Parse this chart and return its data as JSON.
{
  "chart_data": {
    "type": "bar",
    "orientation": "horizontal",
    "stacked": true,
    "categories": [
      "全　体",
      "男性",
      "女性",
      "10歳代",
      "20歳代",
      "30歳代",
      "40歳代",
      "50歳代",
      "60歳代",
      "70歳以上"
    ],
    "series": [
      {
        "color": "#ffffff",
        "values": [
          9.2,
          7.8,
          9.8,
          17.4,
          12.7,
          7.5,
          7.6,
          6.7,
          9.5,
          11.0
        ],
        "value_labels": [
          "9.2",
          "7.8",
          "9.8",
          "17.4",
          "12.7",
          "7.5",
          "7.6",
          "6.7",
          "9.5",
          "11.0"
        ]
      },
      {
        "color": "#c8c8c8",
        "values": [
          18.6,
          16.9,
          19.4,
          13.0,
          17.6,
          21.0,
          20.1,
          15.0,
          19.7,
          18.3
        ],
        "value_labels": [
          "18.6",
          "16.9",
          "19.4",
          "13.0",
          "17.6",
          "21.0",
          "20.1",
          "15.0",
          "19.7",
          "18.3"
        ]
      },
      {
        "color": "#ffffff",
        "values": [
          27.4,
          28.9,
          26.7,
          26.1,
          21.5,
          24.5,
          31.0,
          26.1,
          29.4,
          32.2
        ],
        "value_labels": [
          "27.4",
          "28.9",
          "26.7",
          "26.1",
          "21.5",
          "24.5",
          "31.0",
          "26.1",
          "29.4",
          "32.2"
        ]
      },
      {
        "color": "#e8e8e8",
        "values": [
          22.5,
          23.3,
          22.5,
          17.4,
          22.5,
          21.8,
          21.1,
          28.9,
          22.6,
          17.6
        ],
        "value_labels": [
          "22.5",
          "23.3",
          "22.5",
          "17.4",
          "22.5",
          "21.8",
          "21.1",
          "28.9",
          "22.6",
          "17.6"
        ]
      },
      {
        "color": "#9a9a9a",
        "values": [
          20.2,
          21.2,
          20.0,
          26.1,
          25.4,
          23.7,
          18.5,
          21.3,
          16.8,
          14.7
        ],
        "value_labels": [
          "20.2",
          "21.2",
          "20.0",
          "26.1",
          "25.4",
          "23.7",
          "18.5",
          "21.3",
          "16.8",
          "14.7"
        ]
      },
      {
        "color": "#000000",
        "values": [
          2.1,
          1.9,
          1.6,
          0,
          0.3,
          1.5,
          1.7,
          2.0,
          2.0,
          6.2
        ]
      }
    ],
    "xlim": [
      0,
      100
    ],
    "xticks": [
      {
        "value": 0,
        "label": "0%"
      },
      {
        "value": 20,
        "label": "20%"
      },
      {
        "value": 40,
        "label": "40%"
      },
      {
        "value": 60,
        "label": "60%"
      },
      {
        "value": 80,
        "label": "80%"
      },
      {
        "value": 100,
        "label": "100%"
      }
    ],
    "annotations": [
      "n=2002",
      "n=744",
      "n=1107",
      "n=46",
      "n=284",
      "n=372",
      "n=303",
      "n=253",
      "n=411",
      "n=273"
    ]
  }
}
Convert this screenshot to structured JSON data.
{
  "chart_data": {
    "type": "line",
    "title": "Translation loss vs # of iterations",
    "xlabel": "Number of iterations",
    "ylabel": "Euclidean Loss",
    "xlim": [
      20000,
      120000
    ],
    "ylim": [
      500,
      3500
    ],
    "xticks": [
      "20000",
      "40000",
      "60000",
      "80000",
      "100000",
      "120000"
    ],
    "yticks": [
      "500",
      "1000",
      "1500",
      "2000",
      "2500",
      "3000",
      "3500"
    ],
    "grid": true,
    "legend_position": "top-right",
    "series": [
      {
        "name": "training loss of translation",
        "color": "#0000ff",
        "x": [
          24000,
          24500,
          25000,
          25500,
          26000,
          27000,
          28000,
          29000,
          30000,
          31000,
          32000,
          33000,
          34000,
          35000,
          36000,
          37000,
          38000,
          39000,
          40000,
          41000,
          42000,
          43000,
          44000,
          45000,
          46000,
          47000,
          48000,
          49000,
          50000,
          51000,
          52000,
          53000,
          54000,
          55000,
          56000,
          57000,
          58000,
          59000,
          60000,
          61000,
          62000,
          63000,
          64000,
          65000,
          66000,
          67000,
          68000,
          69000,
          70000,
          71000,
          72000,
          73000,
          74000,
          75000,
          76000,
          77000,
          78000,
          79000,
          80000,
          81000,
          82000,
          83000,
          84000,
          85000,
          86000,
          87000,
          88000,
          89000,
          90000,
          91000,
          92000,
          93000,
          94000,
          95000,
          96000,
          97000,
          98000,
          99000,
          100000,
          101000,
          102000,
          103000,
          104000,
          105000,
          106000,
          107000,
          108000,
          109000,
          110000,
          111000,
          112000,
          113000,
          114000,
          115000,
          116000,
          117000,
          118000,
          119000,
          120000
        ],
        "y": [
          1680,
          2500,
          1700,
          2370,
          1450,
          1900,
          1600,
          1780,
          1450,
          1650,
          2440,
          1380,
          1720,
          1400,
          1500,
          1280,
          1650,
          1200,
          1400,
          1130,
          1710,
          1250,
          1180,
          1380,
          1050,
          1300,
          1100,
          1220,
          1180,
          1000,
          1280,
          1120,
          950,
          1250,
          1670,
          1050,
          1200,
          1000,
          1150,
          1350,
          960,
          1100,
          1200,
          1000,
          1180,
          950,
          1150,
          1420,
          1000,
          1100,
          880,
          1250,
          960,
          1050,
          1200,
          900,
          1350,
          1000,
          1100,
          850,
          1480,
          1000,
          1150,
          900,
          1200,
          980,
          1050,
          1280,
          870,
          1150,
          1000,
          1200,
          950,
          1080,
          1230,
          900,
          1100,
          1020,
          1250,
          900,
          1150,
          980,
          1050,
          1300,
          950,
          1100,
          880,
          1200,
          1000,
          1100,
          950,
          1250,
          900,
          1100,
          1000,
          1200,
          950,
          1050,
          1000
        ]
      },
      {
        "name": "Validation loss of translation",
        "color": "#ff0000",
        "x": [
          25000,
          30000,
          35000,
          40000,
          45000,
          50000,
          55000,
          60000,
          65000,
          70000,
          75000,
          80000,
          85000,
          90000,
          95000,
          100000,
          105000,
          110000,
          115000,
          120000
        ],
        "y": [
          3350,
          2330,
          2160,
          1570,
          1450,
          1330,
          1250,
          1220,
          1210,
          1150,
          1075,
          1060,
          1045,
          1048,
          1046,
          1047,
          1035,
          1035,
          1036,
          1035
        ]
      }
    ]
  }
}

|---|

Task prompt:
Give all of the entries again, word for word.

Complete response:
Parse this chart and return its data as JSON.
{
  "chart_data": {
    "type": "bar",
    "orientation": "horizontal",
    "stacked": true,
    "categories": [
      "全　体",
      "男性",
      "女性",
      "10歳代",
      "20歳代",
      "30歳代",
      "40歳代",
      "50歳代",
      "60歳代",
      "70歳以上"
    ],
    "series": [
      {
        "color": "#ffffff",
        "values": [
          9.2,
          7.8,
          9.8,
          17.4,
          12.7,
          7.5,
          7.6,
          6.7,
          9.5,
          11.0
        ],
        "value_labels": [
          "9.2",
          "7.8",
          "9.8",
          "17.4",
          "12.7",
          "7.5",
          "7.6",
          "6.7",
          "9.5",
          "11.0"
        ]
      },
      {
        "color": "#c8c8c8",
        "values": [
          18.6,
          16.9,
          19.4,
          13.0,
          17.6,
          21.0,
          20.1,
          15.0,
          19.7,
          18.3
        ],
        "value_labels": [
          "18.6",
          "16.9",
          "19.4",
          "13.0",
          "17.6",
          "21.0",
          "20.1",
          "15.0",
          "19.7",
          "18.3"
        ]
      },
      {
        "color": "#ffffff",
        "values": [
          27.4,
          28.9,
          26.7,
          26.1,
          21.5,
          24.5,
          31.0,
          26.1,
          29.4,
          32.2
        ],
        "value_labels": [
          "27.4",
          "28.9",
          "26.7",
          "26.1",
          "21.5",
          "24.5",
          "31.0",
          "26.1",
          "29.4",
          "32.2"
        ]
      },
      {
        "color": "#e8e8e8",
        "values": [
          22.5,
          23.3,
          22.5,
          17.4,
          22.5,
          21.8,
          21.1,
          28.9,
          22.6,
          17.6
        ],
        "value_labels": [
          "22.5",
          "23.3",
          "22.5",
          "17.4",
          "22.5",
          "21.8",
          "21.1",
          "28.9",
          "22.6",
          "17.6"
        ]
      },
      {
        "color": "#9a9a9a",
        "values": [
          20.2,
          21.2,
          20.0,
          26.1,
          25.4,
          23.7,
          18.5,
          21.3,
          16.8,
          14.7
        ],
        "value_labels": [
          "20.2",
          "21.2",
          "20.0",
          "26.1",
          "25.4",
          "23.7",
          "18.5",
          "21.3",
          "16.8",
          "14.7"
        ]
      },
      {
        "color": "#000000",
        "values": [
          2.1,
          1.9,
          1.6,
          0,
          0.3,
          1.5,
          1.7,
          2.0,
          2.0,
          6.2
        ]
      }
    ],
    "xlim": [
      0,
      100
    ],
    "xticks": [
      {
        "value": 0,
        "label": "0%"
      },
      {
        "value": 20,
        "label": "20%"
      },
      {
        "value": 40,
        "label": "40%"
      },
      {
        "value": 60,
        "label": "60%"
      },
      {
        "value": 80,
        "label": "80%"
      },
      {
        "value": 100,
        "label": "100%"
      }
    ],
    "annotations": [
      "n=2002",
      "n=744",
      "n=1107",
      "n=46",
      "n=284",
      "n=372",
      "n=303",
      "n=253",
      "n=411",
      "n=273"
    ]
  }
}
Convert this screenshot to structured JSON data.
{
  "chart_data": {
    "type": "line",
    "title": "Translation loss vs # of iterations",
    "xlabel": "Number of iterations",
    "ylabel": "Euclidean Loss",
    "xlim": [
      20000,
      120000
    ],
    "ylim": [
      500,
      3500
    ],
    "xticks": [
      "20000",
      "40000",
      "60000",
      "80000",
      "100000",
      "120000"
    ],
    "yticks": [
      "500",
      "1000",
      "1500",
      "2000",
      "2500",
      "3000",
      "3500"
    ],
    "grid": true,
    "legend_position": "top-right",
    "series": [
      {
        "name": "training loss of translation",
        "color": "#0000ff",
        "x": [
          24000,
          24500,
          25000,
          25500,
          26000,
          27000,
          28000,
          29000,
          30000,
          31000,
          32000,
          33000,
          34000,
          35000,
          36000,
          37000,
          38000,
          39000,
          40000,
          41000,
          42000,
          43000,
          44000,
          45000,
          46000,
          47000,
          48000,
          49000,
          50000,
          51000,
          52000,
          53000,
          54000,
          55000,
          56000,
          57000,
          58000,
          59000,
          60000,
          61000,
          62000,
          63000,
          64000,
          65000,
          66000,
          67000,
          68000,
          69000,
          70000,
          71000,
          72000,
          73000,
          74000,
          75000,
          76000,
          77000,
          78000,
          79000,
          80000,
          81000,
          82000,
          83000,
          84000,
          85000,
          86000,
          87000,
          88000,
          89000,
          90000,
          91000,
          92000,
          93000,
          94000,
          95000,
          96000,
          97000,
          98000,
          99000,
          100000,
          101000,
          102000,
          103000,
          104000,
          105000,
          106000,
          107000,
          108000,
          109000,
          110000,
          111000,
          112000,
          113000,
          114000,
          115000,
          116000,
          117000,
          118000,
          119000,
          120000
        ],
        "y": [
          1680,
          2500,
          1700,
          2370,
          1450,
          1900,
          1600,
          1780,
          1450,
          1650,
          2440,
          1380,
          1720,
          1400,
          1500,
          1280,
          1650,
          1200,
          1400,
          1130,
          1710,
          1250,
          1180,
          1380,
          1050,
          1300,
          1100,
          1220,
          1180,
          1000,
          1280,
          1120,
          950,
          1250,
          1670,
          1050,
          1200,
          1000,
          1150,
          1350,
          960,
          1100,
          1200,
          1000,
          1180,
          950,
          1150,
          1420,
          1000,
          1100,
          880,
          1250,
          960,
          1050,
          1200,
          900,
          1350,
          1000,
          1100,
          850,
          1480,
          1000,
          1150,
          900,
          1200,
          980,
          1050,
          1280,
          870,
          1150,
          1000,
          1200,
          950,
          1080,
          1230,
          900,
          1100,
          1020,
          1250,
          900,
          1150,
          980,
          1050,
          1300,
          950,
          1100,
          880,
          1200,
          1000,
          1100,
          950,
          1250,
          900,
          1100,
          1000,
          1200,
          950,
          1050,
          1000
        ]
      },
      {
        "name": "Validation loss of translation",
        "color": "#ff0000",
        "x": [
          25000,
          30000,
          35000,
          40000,
          45000,
          50000,
          55000,
          60000,
          65000,
          70000,
          75000,
          80000,
          85000,
          90000,
          95000,
          100000,
          105000,
          110000,
          115000,
          120000
        ],
        "y": [
          3350,
          2330,
          2160,
          1570,
          1450,
          1330,
          1250,
          1220,
          1210,
          1150,
          1075,
          1060,
          1045,
          1048,
          1046,
          1047,
          1035,
          1035,
          1036,
          1035
        ]
      }
    ]
  }
}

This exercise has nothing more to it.